• _INSTRUCTIONS TO FOLLOW_: Arrange the lines of data from the line with "607, 1207, 629]" up to and including the line with "1113, 416, 1138]" as a numbered list, omitting any blank lines.

• _PROVIDED RECORDS_:
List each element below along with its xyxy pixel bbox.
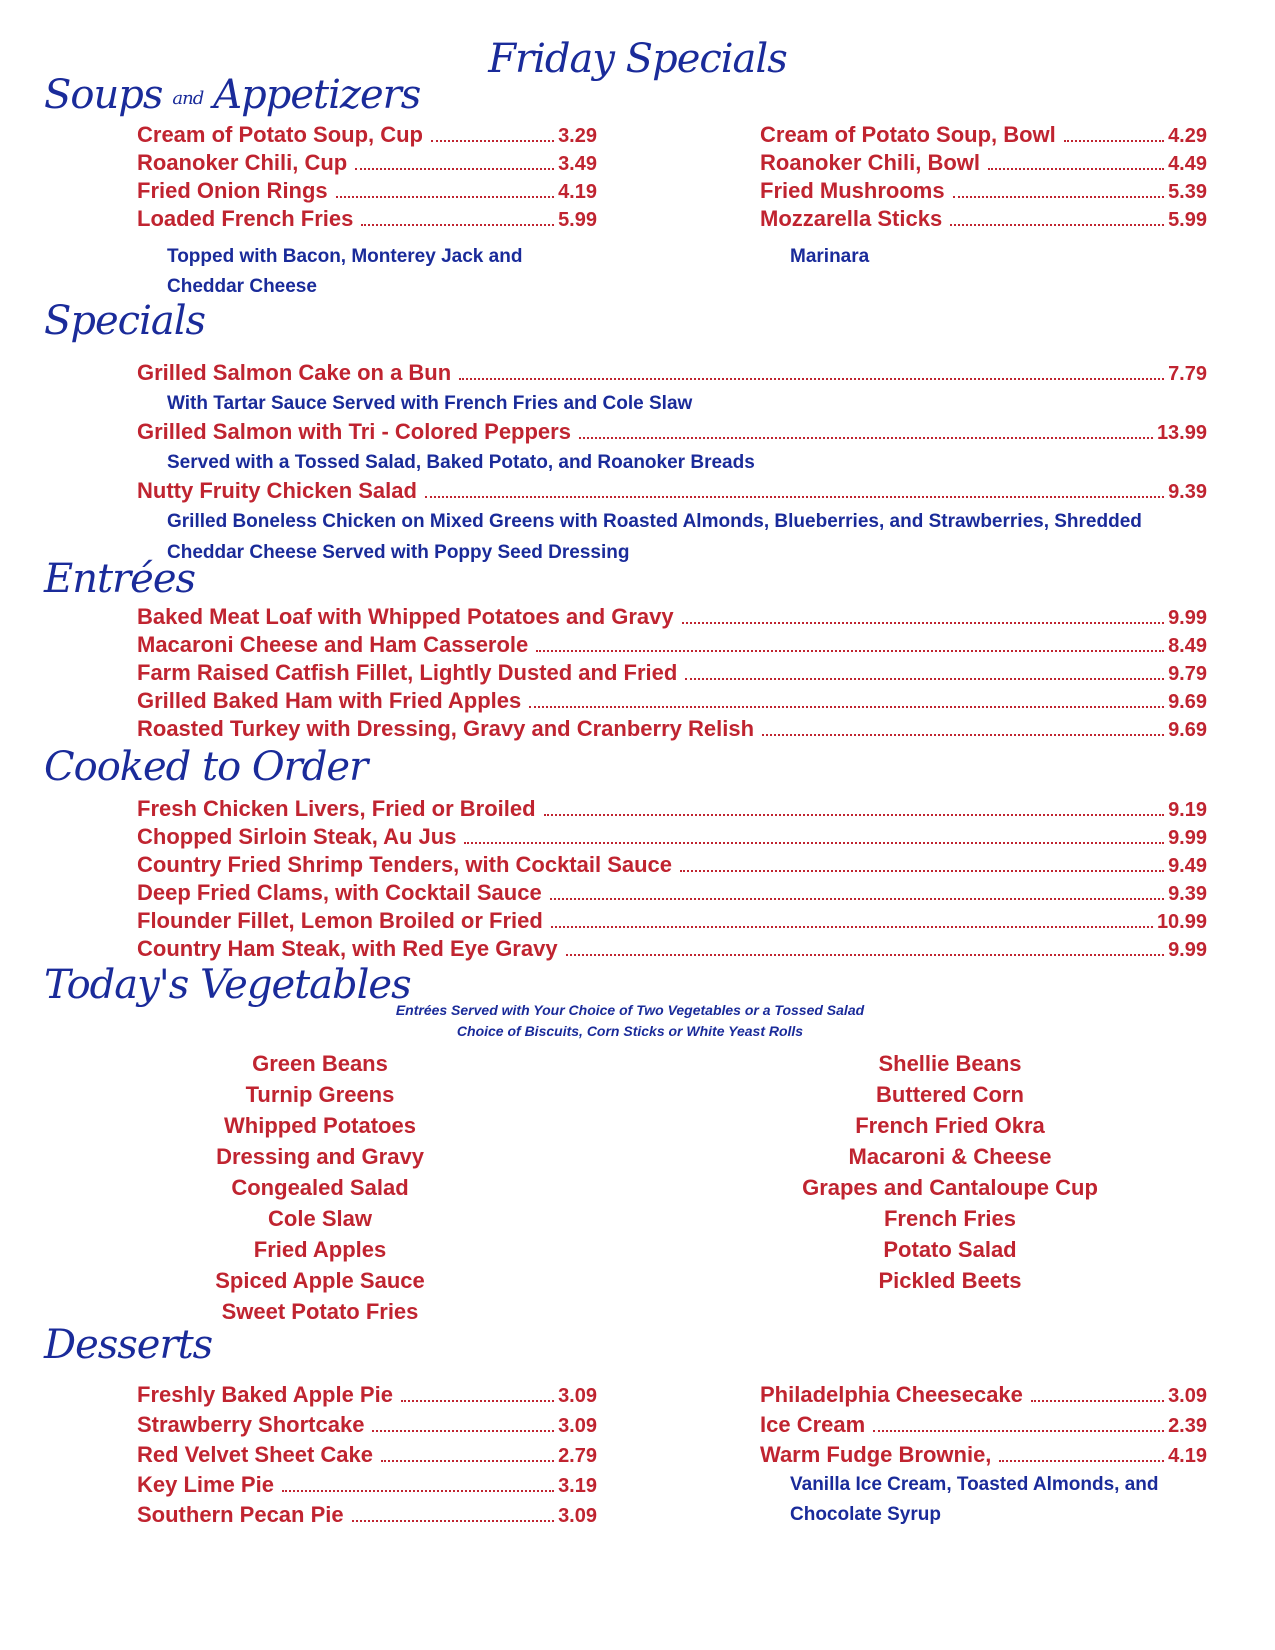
item-price: 9.99	[1168, 607, 1207, 629]
menu-item	[137, 1502, 597, 1532]
dot-leader	[355, 168, 554, 170]
menu-item	[137, 716, 1207, 744]
item-name: Ice Cream	[760, 1412, 866, 1437]
item-name: Fresh Chicken Livers, Fried or Broiled	[137, 796, 536, 821]
vegetable-item: Whipped Potatoes	[224, 1113, 416, 1138]
section-title-and: and	[172, 87, 204, 109]
vegetable-item: Shellie Beans	[878, 1051, 1022, 1076]
item-price: 9.69	[1168, 719, 1207, 741]
vegetables-right-column	[760, 1048, 1140, 1296]
section-title-entrees: Entrées	[44, 556, 196, 602]
section-title-todays-vegetables: Today's Vegetables	[44, 962, 411, 1008]
item-price: 7.79	[1168, 363, 1207, 385]
item-price: 9.19	[1168, 799, 1207, 821]
menu-item	[137, 688, 1207, 716]
menu-item	[137, 660, 1207, 688]
item-name: Grilled Salmon with Tri - Colored Peppers	[137, 419, 571, 444]
item-description: With Tartar Sauce Served with French Fries and Cole Slaw	[167, 393, 693, 414]
entrees-list	[137, 604, 1207, 744]
item-description: Topped with Bacon, Monterey Jack and	[167, 246, 523, 267]
dot-leader	[873, 1430, 1164, 1432]
item-description: Vanilla Ice Cream, Toasted Almonds, and	[790, 1474, 1159, 1495]
menu-item	[137, 150, 597, 178]
menu-item	[137, 880, 1207, 908]
menu-item	[137, 206, 597, 234]
dot-leader	[336, 196, 554, 198]
item-price: 13.99	[1156, 422, 1207, 444]
item-description: Cheddar Cheese Served with Poppy Seed Dressing	[167, 542, 630, 563]
dot-leader	[361, 224, 554, 226]
vegetables-note-line-2: Choice of Biscuits, Corn Sticks or White Yeast Rolls	[456, 1023, 804, 1039]
dot-leader	[988, 168, 1164, 170]
item-name: Loaded French Fries	[137, 206, 354, 231]
item-description: Served with a Tossed Salad, Baked Potato, and Roanoker Breads	[167, 452, 755, 473]
item-price: 9.99	[1168, 939, 1207, 961]
dot-leader	[536, 650, 1164, 652]
item-name: Red Velvet Sheet Cake	[137, 1442, 374, 1467]
section-title-specials: Specials	[44, 298, 206, 344]
item-name: Baked Meat Loaf with Whipped Potatoes and Gravy	[137, 604, 674, 629]
item-price: 5.39	[1168, 181, 1207, 203]
dot-leader	[425, 496, 1164, 498]
menu-item	[760, 1442, 1207, 1472]
vegetable-item: Pickled Beets	[878, 1268, 1022, 1293]
menu-item	[760, 1382, 1207, 1412]
desserts-right-column	[760, 1382, 1207, 1472]
item-price: 2.39	[1168, 1415, 1207, 1437]
dot-leader	[459, 378, 1164, 380]
item-price: 3.49	[558, 153, 597, 175]
dot-leader	[282, 1490, 554, 1492]
section-title-cooked-to-order: Cooked to Order	[44, 744, 368, 790]
item-price: 3.09	[558, 1385, 597, 1407]
item-price: 9.39	[1168, 883, 1207, 905]
dot-leader	[680, 870, 1164, 872]
vegetable-item: Fried Apples	[253, 1237, 387, 1262]
item-price: 4.49	[1168, 153, 1207, 175]
menu-item	[137, 419, 1207, 447]
item-price: 9.39	[1168, 481, 1207, 503]
dot-leader	[529, 706, 1164, 708]
item-name: Roanoker Chili, Cup	[137, 150, 348, 175]
menu-item	[137, 122, 597, 150]
item-name: Key Lime Pie	[137, 1472, 274, 1497]
menu-item	[137, 852, 1207, 880]
menu-item	[137, 632, 1207, 660]
menu-item	[137, 824, 1207, 852]
dot-leader	[999, 1460, 1164, 1462]
dot-leader	[1031, 1400, 1164, 1402]
soups-left-column	[137, 122, 597, 234]
menu-item	[137, 1382, 597, 1412]
dot-leader	[682, 622, 1164, 624]
item-price: 3.09	[558, 1505, 597, 1527]
item-price: 4.29	[1168, 125, 1207, 147]
item-price: 3.29	[558, 125, 597, 147]
item-name: Grilled Salmon Cake on a Bun	[137, 360, 452, 385]
vegetable-item: Grapes and Cantaloupe Cup	[802, 1175, 1098, 1200]
dot-leader	[381, 1460, 554, 1462]
item-name: Fried Onion Rings	[137, 178, 328, 203]
vegetable-item: Turnip Greens	[245, 1082, 395, 1107]
item-name: Philadelphia Cheesecake	[760, 1382, 1023, 1407]
vegetable-item: Potato Salad	[883, 1237, 1017, 1262]
dot-leader	[762, 734, 1164, 736]
item-description: Marinara	[790, 246, 870, 267]
vegetable-item: Macaroni & Cheese	[848, 1144, 1052, 1169]
section-title-soups: Soups	[44, 72, 163, 118]
dot-leader	[431, 140, 554, 142]
menu-item	[137, 1442, 597, 1472]
dot-leader	[566, 954, 1164, 956]
dot-leader	[464, 842, 1164, 844]
vegetable-item: Spiced Apple Sauce	[215, 1268, 425, 1293]
vegetable-item: French Fries	[883, 1206, 1017, 1231]
menu-item	[760, 122, 1207, 150]
menu-item	[760, 206, 1207, 234]
item-price: 4.19	[1168, 1445, 1207, 1467]
item-price: 3.09	[558, 1415, 597, 1437]
dot-leader	[579, 437, 1153, 439]
vegetable-item: Congealed Salad	[231, 1175, 409, 1200]
section-title-soups-appetizers	[44, 72, 420, 118]
item-description: Grilled Boneless Chicken on Mixed Greens with Roasted Almonds, Blueberries, and Strawberries, Shredded	[167, 511, 1142, 532]
vegetable-item: Cole Slaw	[268, 1206, 372, 1231]
item-price: 9.79	[1168, 663, 1207, 685]
item-name: Cream of Potato Soup, Bowl	[760, 122, 1056, 147]
menu-item	[137, 1472, 597, 1502]
soups-right-column	[760, 122, 1207, 234]
menu-item	[760, 1412, 1207, 1442]
menu-item	[137, 936, 1207, 964]
item-name: Country Ham Steak, with Red Eye Gravy	[137, 936, 558, 961]
vegetable-item: Dressing and Gravy	[216, 1144, 424, 1169]
item-price: 9.69	[1168, 691, 1207, 713]
item-name: Flounder Fillet, Lemon Broiled or Fried	[137, 908, 543, 933]
dot-leader	[1064, 140, 1164, 142]
dot-leader	[685, 678, 1164, 680]
item-name: Deep Fried Clams, with Cocktail Sauce	[137, 880, 542, 905]
item-price: 2.79	[558, 1445, 597, 1467]
dot-leader	[372, 1430, 554, 1432]
vegetables-note-line-1: Entrées Served with Your Choice of Two Vegetables or a Tossed Salad	[395, 1002, 865, 1018]
item-price: 5.99	[558, 209, 597, 231]
item-price: 4.19	[558, 181, 597, 203]
section-title-appetizers: Appetizers	[213, 72, 421, 118]
menu-item	[137, 604, 1207, 632]
menu-item	[137, 908, 1207, 936]
item-price: 8.49	[1168, 635, 1207, 657]
vegetable-item: Green Beans	[252, 1051, 388, 1076]
menu-item	[137, 360, 1207, 388]
cooked-to-order-list	[137, 796, 1207, 964]
dot-leader	[551, 926, 1153, 928]
item-name: Mozzarella Sticks	[760, 206, 943, 231]
menu-item	[137, 178, 597, 206]
section-title-desserts: Desserts	[44, 1322, 213, 1368]
menu-item	[760, 178, 1207, 206]
dot-leader	[550, 898, 1164, 900]
item-price: 5.99	[1168, 209, 1207, 231]
specials-list	[137, 360, 1207, 568]
item-price: 10.99	[1156, 911, 1207, 933]
page-title: Friday Specials	[488, 36, 787, 82]
item-name: Grilled Baked Ham with Fried Apples	[137, 688, 522, 713]
dot-leader	[544, 814, 1165, 816]
item-description: Chocolate Syrup	[790, 1504, 941, 1525]
menu-item	[137, 478, 1207, 506]
item-name: Fried Mushrooms	[760, 178, 945, 203]
menu-item	[760, 150, 1207, 178]
item-name: Nutty Fruity Chicken Salad	[137, 478, 417, 503]
item-price: 9.99	[1168, 827, 1207, 849]
item-price: 9.49	[1168, 855, 1207, 877]
dot-leader	[401, 1400, 554, 1402]
item-name: Farm Raised Catfish Fillet, Lightly Dusted and Fried	[137, 660, 678, 685]
menu-item	[137, 796, 1207, 824]
dot-leader	[352, 1520, 554, 1522]
item-price: 3.19	[558, 1475, 597, 1497]
item-name: Warm Fudge Brownie,	[760, 1442, 992, 1467]
dot-leader	[953, 196, 1164, 198]
desserts-left-column	[137, 1382, 597, 1532]
item-price: 3.09	[1168, 1385, 1207, 1407]
item-name: Roasted Turkey with Dressing, Gravy and Cranberry Relish	[137, 716, 755, 741]
dot-leader	[950, 224, 1164, 226]
vegetable-item: Sweet Potato Fries	[221, 1299, 419, 1324]
item-name: Freshly Baked Apple Pie	[137, 1382, 393, 1407]
item-name: Southern Pecan Pie	[137, 1502, 344, 1527]
vegetable-item: French Fried Okra	[855, 1113, 1045, 1138]
vegetable-item: Buttered Corn	[876, 1082, 1024, 1107]
item-name: Strawberry Shortcake	[137, 1412, 365, 1437]
vegetables-left-column	[160, 1048, 480, 1327]
item-description: Cheddar Cheese	[167, 276, 317, 297]
item-name: Country Fried Shrimp Tenders, with Cocktail Sauce	[137, 852, 673, 877]
menu-item	[137, 1412, 597, 1442]
item-name: Cream of Potato Soup, Cup	[137, 122, 423, 147]
item-name: Chopped Sirloin Steak, Au Jus	[137, 824, 457, 849]
item-name: Roanoker Chili, Bowl	[760, 150, 981, 175]
item-name: Macaroni Cheese and Ham Casserole	[137, 632, 529, 657]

• _WRITTEN SOLUTION_:
1. item-price: 9.99	[1168, 607, 1207, 629]
2. menu-item	[137, 1502, 597, 1532]
3. dot-leader	[355, 168, 554, 170]
4. menu-item	[137, 716, 1207, 744]
5. item-name: Ice Cream	[760, 1412, 866, 1437]
6. item-name: Fresh Chicken Livers, Fried or Broiled	[137, 796, 536, 821]
7. vegetable-item: Whipped Potatoes	[224, 1113, 416, 1138]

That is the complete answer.